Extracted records

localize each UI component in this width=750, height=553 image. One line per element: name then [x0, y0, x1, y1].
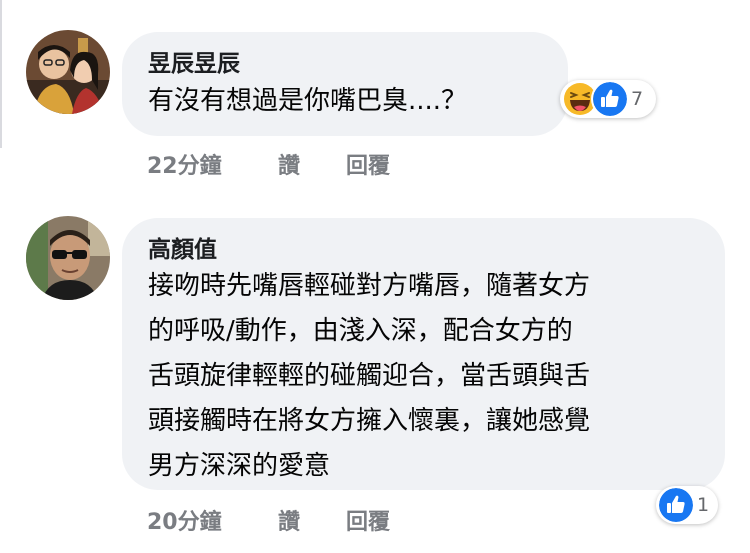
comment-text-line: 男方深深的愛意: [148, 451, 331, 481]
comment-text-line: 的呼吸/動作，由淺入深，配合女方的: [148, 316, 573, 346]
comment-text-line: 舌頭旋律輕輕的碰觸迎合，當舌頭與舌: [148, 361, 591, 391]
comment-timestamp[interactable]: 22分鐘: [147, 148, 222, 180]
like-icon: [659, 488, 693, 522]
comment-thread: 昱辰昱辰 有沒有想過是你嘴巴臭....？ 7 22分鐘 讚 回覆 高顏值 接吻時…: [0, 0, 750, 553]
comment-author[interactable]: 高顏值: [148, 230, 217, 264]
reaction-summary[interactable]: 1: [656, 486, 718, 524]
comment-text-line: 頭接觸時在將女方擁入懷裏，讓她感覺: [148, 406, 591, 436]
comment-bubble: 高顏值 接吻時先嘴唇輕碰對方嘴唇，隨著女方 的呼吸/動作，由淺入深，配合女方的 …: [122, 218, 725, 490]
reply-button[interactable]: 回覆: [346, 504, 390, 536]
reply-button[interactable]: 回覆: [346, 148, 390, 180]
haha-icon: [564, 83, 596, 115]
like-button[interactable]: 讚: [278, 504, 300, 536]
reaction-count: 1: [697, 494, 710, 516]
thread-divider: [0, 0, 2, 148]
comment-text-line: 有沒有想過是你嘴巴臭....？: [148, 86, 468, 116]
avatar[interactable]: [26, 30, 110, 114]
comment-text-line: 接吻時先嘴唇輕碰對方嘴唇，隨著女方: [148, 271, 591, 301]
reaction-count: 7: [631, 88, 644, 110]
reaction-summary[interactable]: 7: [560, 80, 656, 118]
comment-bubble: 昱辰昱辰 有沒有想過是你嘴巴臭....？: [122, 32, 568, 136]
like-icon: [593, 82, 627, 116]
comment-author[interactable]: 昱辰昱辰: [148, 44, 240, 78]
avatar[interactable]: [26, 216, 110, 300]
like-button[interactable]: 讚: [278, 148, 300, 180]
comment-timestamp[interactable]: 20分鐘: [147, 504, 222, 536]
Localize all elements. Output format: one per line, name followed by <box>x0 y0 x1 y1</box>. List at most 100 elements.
---
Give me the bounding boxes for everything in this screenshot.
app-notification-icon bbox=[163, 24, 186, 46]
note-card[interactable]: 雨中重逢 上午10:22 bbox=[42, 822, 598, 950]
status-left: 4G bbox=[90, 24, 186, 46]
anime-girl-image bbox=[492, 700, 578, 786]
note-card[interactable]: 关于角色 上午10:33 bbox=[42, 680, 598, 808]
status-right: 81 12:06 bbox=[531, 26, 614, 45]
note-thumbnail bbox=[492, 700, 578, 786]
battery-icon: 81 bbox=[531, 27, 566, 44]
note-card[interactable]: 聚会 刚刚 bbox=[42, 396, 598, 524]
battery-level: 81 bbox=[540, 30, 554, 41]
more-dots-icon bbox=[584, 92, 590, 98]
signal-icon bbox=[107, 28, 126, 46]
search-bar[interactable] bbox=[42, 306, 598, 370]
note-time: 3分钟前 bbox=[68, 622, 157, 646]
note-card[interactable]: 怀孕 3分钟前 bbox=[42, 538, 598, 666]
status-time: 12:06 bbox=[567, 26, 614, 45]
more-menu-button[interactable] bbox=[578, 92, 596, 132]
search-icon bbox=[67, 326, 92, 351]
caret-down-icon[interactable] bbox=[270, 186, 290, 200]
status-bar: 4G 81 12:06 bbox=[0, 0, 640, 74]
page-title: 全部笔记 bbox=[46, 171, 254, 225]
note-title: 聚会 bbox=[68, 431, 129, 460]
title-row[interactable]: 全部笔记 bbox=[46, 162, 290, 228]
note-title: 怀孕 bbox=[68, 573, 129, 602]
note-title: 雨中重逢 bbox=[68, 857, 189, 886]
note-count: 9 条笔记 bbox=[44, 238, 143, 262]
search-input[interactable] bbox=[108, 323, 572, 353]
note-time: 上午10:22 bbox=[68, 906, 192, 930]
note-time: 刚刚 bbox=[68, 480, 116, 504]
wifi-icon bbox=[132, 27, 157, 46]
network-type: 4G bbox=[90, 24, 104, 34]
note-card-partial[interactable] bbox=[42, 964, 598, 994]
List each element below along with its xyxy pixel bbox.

Exercise details. Please repeat the lines starting at the one that contains "Give me the" and ending at the one that contains "title-row[interactable]: 全部笔记 bbox=[46, 162, 290, 228]", both included.

Right answer.
Give me the bounding boxes for everything in this screenshot.
app-notification-icon bbox=[163, 24, 186, 46]
note-card[interactable]: 雨中重逢 上午10:22 bbox=[42, 822, 598, 950]
status-left: 4G bbox=[90, 24, 186, 46]
anime-girl-image bbox=[492, 700, 578, 786]
note-card[interactable]: 关于角色 上午10:33 bbox=[42, 680, 598, 808]
status-right: 81 12:06 bbox=[531, 26, 614, 45]
note-thumbnail bbox=[492, 700, 578, 786]
battery-icon: 81 bbox=[531, 27, 566, 44]
note-card[interactable]: 聚会 刚刚 bbox=[42, 396, 598, 524]
battery-level: 81 bbox=[540, 30, 554, 41]
more-dots-icon bbox=[584, 92, 590, 98]
signal-icon bbox=[107, 28, 126, 46]
search-bar[interactable] bbox=[42, 306, 598, 370]
note-time: 3分钟前 bbox=[68, 622, 157, 646]
note-card[interactable]: 怀孕 3分钟前 bbox=[42, 538, 598, 666]
status-time: 12:06 bbox=[567, 26, 614, 45]
more-menu-button[interactable] bbox=[578, 92, 596, 132]
search-icon bbox=[67, 326, 92, 351]
caret-down-icon[interactable] bbox=[270, 186, 290, 200]
status-bar: 4G 81 12:06 bbox=[0, 0, 640, 74]
page-title: 全部笔记 bbox=[46, 171, 254, 225]
note-title: 聚会 bbox=[68, 431, 129, 460]
title-row[interactable]: 全部笔记 bbox=[46, 162, 290, 228]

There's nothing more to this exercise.